* Provided entries

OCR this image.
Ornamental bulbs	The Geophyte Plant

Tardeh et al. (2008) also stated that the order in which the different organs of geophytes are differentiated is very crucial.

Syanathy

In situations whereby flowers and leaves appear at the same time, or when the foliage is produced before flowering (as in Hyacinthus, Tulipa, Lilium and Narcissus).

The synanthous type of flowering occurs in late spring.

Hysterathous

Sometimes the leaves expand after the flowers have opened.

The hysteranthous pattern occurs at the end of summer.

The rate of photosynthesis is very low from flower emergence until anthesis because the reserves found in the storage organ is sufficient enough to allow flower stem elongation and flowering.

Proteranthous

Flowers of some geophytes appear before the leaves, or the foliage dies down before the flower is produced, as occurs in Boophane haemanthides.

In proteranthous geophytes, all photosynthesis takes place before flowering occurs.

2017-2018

* Exercise goal
Reproduce every line above without error.

* Task solution
OCR this image.
Ornamental bulbs	The Geophyte Plant

Tardeh et al. (2008) also stated that the order in which the different organs of geophytes are differentiated is very crucial.

Syanathy

In situations whereby flowers and leaves appear at the same time, or when the foliage is produced before flowering (as in Hyacinthus, Tulipa, Lilium and Narcissus).

The synanthous type of flowering occurs in late spring.

Hysterathous

Sometimes the leaves expand after the flowers have opened.

The hysteranthous pattern occurs at the end of summer.

The rate of photosynthesis is very low from flower emergence until anthesis because the reserves found in the storage organ is sufficient enough to allow flower stem elongation and flowering.

Proteranthous

Flowers of some geophytes appear before the leaves, or the foliage dies down before the flower is produced, as occurs in Boophane haemanthides.

In proteranthous geophytes, all photosynthesis takes place before flowering occurs.

2017-2018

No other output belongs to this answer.